### Written request a:
Format the rows below, from the line with "x-tick-label: 1.5 — [397, 571, 418, 588]" up to and including the line with "colorbar-tick-label: 4 — [572, 134, 580, 151]", as a JSON list of strings with one string per line and no blank lines.

Ten 33 was an American Christian hardcore band, who primarily played a hardcore punk style of music. They came from Richmond, Virginia. The band started making music in 2002 and disbanded in 2006. The band released, a studio album, Emergency! Emergency!, in 2003, with Blood and Ink Records. Their subsequent album, Nightmare on Grace St., was released from Blood and Ink Records, in 2005.

Background
Ten 33 was from Richmond, Virginia. Their members were vocalist, Stephen Poore, guitarists, Joey Russo, Billy Mutter and Matt Wentz, bassist, Zach Wentz, saxophone player, Sweet Lou and drummer and drum machine player, Zach Nelson. They formed in February 2002 and disbanded in July 2006.

Music history
The band commenced as a musical entity in February 2002, with their first release, Emergency! Emergency!, a studio album, and it released in 2003, with Blood and Ink Records. Their subsequent studio album, Nightmare on Grace St., was released on June 28, 2005, by Blood and Ink Records. This would be their final release, as they disbanded in July 2006.

### Written request b:
Carry on the passage about the band Ten 33, starting right after its final sentence.

Dataset rows

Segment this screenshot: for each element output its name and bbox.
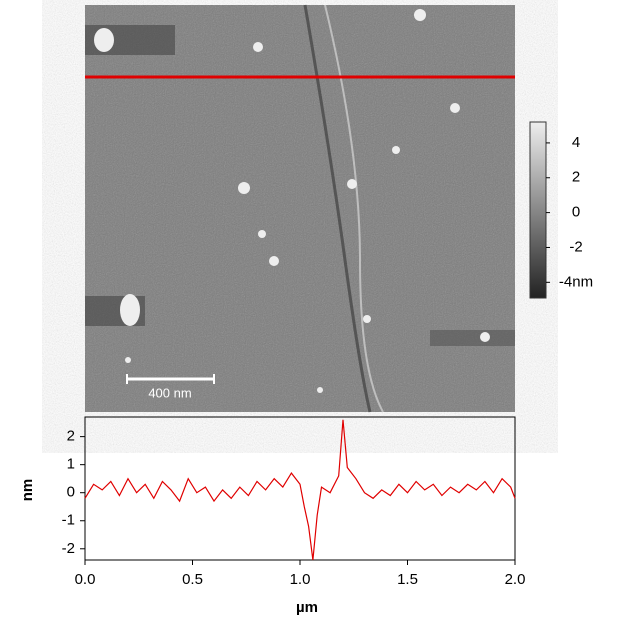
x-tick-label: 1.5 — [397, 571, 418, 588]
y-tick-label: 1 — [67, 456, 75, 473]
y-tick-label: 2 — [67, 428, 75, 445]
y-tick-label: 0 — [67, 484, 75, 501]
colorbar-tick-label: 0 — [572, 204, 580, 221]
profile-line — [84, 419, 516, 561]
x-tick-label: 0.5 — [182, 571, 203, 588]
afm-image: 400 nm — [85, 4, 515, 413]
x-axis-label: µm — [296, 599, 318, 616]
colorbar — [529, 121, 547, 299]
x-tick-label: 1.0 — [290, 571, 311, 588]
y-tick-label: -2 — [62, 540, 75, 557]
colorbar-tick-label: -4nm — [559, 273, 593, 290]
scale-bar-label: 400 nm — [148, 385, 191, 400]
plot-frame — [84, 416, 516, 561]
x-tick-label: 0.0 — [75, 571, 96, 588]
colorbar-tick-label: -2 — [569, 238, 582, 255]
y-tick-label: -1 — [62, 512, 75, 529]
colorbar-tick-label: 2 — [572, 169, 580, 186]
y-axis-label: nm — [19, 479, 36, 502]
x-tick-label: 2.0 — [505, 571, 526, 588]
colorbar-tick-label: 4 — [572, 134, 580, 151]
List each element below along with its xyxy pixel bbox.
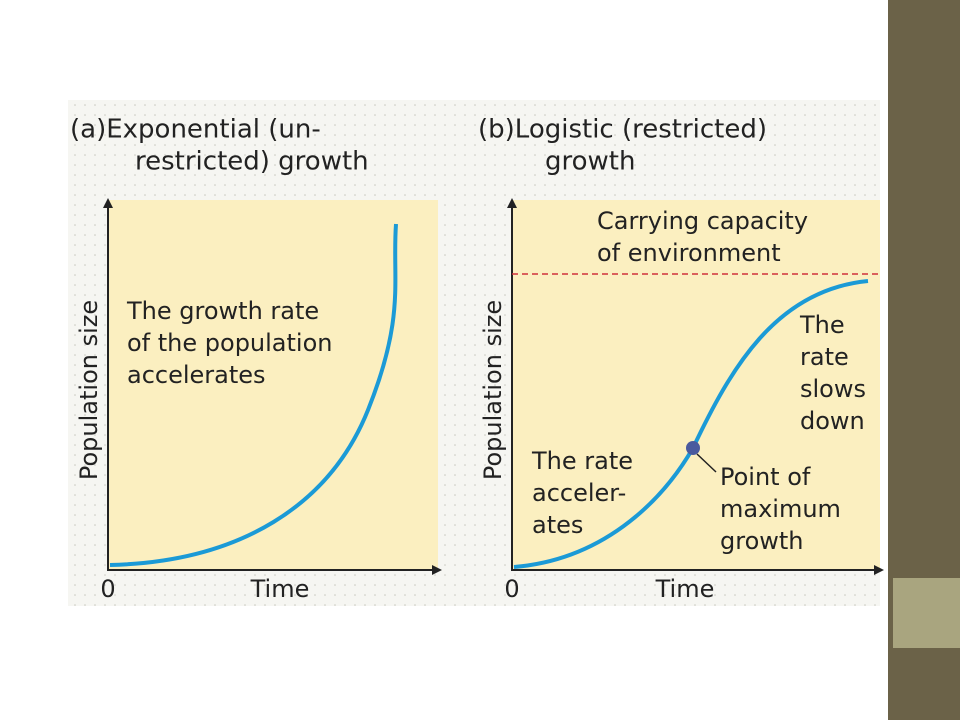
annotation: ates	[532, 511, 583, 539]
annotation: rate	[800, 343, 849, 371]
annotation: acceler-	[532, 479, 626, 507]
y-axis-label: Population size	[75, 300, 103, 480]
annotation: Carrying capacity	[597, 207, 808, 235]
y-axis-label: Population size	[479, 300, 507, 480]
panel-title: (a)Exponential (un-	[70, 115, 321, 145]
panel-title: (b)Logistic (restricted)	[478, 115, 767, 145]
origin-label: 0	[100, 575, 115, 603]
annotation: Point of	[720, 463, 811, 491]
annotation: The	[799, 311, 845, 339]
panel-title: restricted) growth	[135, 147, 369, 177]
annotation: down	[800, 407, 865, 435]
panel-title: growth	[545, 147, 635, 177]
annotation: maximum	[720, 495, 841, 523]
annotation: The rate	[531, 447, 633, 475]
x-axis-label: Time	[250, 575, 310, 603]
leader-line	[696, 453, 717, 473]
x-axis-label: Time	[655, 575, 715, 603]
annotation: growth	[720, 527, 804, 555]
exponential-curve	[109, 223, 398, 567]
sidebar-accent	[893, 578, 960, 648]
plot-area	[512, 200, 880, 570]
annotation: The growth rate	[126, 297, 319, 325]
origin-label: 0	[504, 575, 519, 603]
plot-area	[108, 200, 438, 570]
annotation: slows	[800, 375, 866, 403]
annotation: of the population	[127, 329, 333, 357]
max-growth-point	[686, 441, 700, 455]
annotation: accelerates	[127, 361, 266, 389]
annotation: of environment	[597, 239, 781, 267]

...

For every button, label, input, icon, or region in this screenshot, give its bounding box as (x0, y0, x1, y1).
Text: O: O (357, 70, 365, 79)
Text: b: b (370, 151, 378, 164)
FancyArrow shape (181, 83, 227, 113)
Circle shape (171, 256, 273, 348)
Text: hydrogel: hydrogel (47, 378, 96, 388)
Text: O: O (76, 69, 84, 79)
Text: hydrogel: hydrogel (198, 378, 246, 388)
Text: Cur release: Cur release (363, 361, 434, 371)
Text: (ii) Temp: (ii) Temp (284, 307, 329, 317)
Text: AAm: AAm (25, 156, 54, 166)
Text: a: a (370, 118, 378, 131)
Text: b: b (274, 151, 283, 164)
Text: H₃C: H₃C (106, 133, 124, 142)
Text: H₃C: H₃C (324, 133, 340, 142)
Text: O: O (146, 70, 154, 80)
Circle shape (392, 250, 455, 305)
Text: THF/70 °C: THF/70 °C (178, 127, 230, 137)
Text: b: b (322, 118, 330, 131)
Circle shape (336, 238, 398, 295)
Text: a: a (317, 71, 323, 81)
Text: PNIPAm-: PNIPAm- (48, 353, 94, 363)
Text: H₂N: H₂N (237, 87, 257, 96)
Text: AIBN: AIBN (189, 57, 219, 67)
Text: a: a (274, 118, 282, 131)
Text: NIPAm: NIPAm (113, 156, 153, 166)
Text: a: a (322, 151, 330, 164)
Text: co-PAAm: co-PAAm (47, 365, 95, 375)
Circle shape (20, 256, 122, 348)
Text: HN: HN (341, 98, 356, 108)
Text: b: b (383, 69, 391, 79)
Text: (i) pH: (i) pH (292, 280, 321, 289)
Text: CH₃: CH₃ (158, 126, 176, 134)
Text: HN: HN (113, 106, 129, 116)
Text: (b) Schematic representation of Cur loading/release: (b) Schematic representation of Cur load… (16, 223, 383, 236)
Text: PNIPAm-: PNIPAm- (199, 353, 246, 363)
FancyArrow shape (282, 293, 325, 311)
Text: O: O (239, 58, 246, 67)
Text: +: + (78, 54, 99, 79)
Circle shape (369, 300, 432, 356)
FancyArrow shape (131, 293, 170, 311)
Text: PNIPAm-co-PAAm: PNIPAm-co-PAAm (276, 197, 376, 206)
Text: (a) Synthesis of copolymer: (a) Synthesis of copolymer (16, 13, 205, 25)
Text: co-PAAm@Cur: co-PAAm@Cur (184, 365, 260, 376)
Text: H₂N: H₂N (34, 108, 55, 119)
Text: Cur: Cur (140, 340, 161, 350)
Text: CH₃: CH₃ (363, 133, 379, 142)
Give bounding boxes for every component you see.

* * *

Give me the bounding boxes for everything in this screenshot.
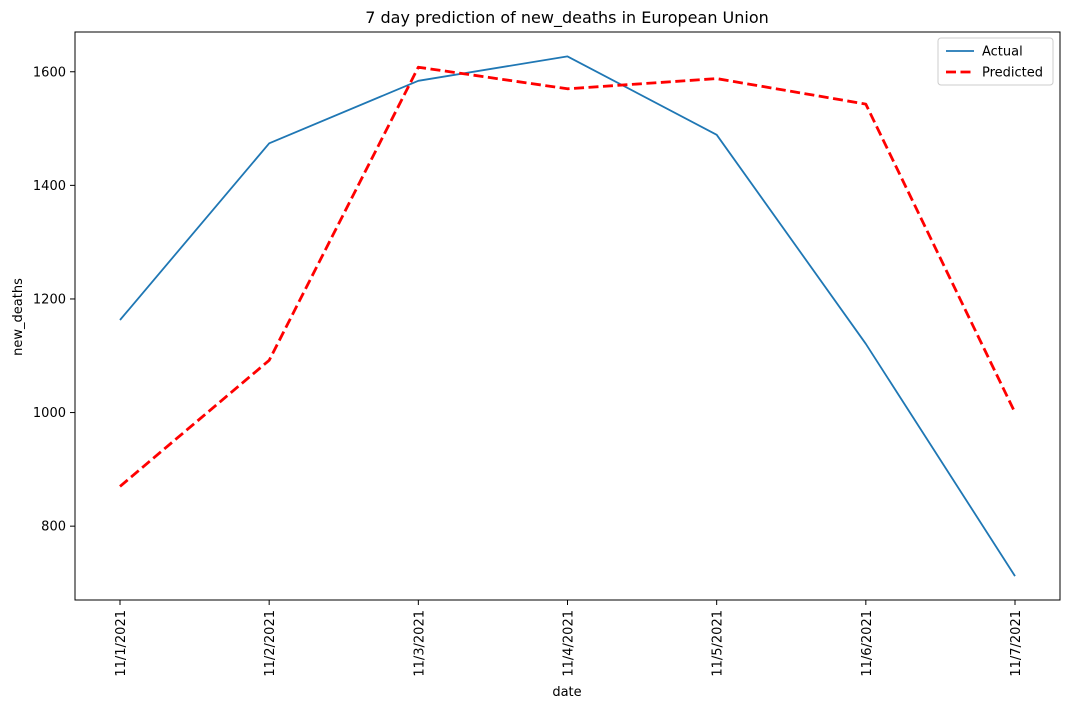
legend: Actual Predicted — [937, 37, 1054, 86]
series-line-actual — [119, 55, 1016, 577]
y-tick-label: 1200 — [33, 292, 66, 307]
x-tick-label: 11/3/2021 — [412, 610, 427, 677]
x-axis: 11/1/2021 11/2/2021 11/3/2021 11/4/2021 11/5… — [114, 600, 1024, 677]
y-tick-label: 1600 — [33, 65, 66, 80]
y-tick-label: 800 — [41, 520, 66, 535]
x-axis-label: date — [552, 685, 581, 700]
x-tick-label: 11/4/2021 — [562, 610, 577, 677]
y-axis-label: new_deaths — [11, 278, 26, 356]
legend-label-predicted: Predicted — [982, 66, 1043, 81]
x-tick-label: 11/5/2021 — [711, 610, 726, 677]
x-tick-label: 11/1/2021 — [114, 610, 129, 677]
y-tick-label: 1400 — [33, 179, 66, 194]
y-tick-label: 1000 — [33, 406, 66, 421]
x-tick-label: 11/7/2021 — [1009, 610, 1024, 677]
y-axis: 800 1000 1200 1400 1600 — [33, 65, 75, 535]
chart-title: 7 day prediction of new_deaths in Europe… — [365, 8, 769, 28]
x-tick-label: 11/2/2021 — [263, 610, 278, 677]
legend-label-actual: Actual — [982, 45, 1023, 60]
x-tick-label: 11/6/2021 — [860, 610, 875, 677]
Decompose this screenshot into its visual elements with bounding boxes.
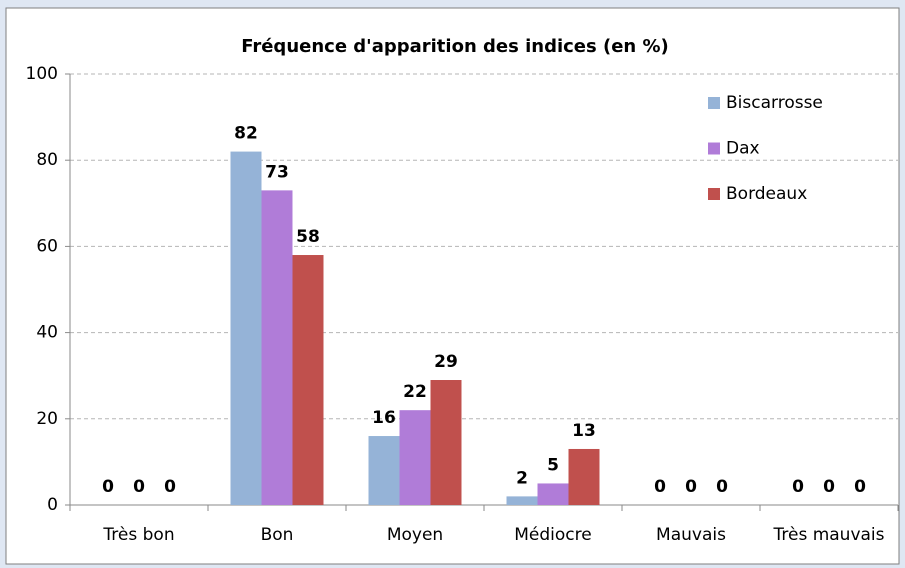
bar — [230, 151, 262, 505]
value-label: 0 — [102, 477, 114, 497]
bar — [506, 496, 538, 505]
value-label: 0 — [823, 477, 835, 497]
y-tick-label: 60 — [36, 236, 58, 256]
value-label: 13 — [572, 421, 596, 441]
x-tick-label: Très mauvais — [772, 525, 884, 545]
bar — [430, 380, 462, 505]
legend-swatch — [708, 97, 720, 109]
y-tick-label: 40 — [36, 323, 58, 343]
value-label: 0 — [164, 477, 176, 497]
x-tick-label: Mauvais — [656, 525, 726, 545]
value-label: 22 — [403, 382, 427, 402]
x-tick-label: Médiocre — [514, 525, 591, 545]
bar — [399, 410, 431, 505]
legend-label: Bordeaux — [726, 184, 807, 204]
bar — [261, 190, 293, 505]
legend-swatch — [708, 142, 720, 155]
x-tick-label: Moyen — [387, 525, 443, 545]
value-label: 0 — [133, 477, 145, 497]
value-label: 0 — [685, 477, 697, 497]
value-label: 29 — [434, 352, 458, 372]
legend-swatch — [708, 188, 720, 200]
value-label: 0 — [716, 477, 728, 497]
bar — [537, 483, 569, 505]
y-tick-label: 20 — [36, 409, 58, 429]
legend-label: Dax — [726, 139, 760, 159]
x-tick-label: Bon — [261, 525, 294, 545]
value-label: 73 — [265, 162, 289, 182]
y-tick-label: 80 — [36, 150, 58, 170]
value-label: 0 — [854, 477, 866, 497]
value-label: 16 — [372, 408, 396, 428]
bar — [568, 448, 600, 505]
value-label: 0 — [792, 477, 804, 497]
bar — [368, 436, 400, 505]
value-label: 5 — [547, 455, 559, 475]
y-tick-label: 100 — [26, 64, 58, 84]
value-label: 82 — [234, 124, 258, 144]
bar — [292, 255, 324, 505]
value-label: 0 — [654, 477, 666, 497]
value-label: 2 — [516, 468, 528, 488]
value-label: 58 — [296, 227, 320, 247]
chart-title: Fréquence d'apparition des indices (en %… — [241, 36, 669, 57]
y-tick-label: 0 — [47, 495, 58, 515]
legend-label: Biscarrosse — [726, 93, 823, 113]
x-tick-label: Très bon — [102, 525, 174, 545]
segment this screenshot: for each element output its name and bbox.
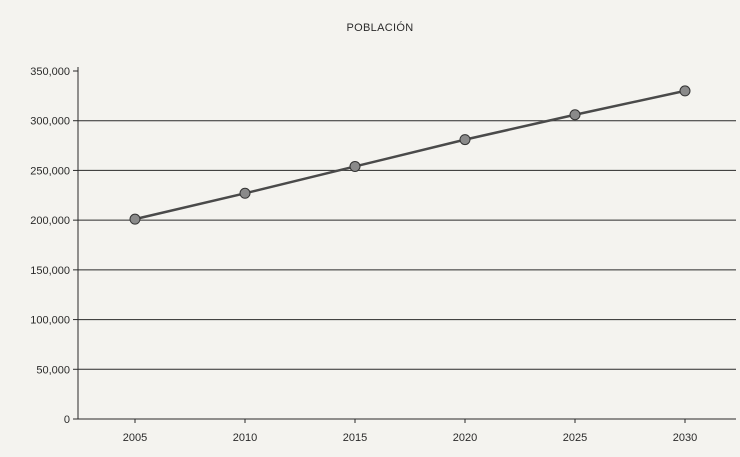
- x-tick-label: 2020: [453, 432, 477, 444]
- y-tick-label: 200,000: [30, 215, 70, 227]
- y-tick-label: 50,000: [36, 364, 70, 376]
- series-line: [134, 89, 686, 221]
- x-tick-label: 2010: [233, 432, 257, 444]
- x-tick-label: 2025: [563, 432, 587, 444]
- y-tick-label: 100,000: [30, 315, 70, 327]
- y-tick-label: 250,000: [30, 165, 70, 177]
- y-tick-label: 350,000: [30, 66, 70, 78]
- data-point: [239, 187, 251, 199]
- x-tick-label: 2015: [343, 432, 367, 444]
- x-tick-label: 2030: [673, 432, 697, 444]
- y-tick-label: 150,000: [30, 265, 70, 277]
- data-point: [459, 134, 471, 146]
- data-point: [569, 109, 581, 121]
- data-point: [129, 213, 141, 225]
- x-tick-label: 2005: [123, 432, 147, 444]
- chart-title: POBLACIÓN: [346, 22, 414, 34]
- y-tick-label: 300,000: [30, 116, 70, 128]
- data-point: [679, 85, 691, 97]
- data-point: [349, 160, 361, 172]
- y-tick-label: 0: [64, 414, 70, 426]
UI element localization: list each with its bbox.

### Reply a:
[
  "x-tick-label: 1.5 — [397, 571, 418, 588]",
  "y-tick-label: 1 — [67, 456, 75, 473]",
  "y-tick-label: 2 — [67, 428, 75, 445]",
  "y-tick-label: 0 — [67, 484, 75, 501]",
  "colorbar-tick-label: 0 — [572, 204, 580, 221]",
  "profile-line — [84, 419, 516, 561]",
  "x-tick-label: 0.5 — [182, 571, 203, 588]",
  "afm-image: 400 nm — [85, 4, 515, 413]",
  "x-axis-label: µm — [296, 599, 318, 616]",
  "colorbar — [529, 121, 547, 299]",
  "x-tick-label: 1.0 — [290, 571, 311, 588]",
  "y-tick-label: -2 — [62, 540, 75, 557]",
  "colorbar-tick-label: -4nm — [559, 273, 593, 290]",
  "scale-bar-label: 400 nm — [148, 385, 191, 400]",
  "plot-frame — [84, 416, 516, 561]",
  "x-tick-label: 0.0 — [75, 571, 96, 588]",
  "colorbar-tick-label: -2 — [569, 238, 582, 255]",
  "y-tick-label: -1 — [62, 512, 75, 529]",
  "colorbar-tick-label: 2 — [572, 169, 580, 186]",
  "y-axis-label: nm — [19, 479, 36, 502]",
  "x-tick-label: 2.0 — [505, 571, 526, 588]",
  "colorbar-tick-label: 4 — [572, 134, 580, 151]"
]

### Reply b:
Members
Past members
 Stephe Poore - vocals
 Joey Russo - guitar
 Matt Wentz - guitar
 Zach Wentz - bass
 Zach Nelson - drums
 Billy Mutter - Guitar
 William P. Scruthers - Maintenance

Discography
Studio albums
 Emergency! Emergency! (2003, Blood and Ink)
 Nightmare on Grace Street (June 28, 2005, Blood and Ink)
 Sinking Ships (Single) (2018, Self-Released)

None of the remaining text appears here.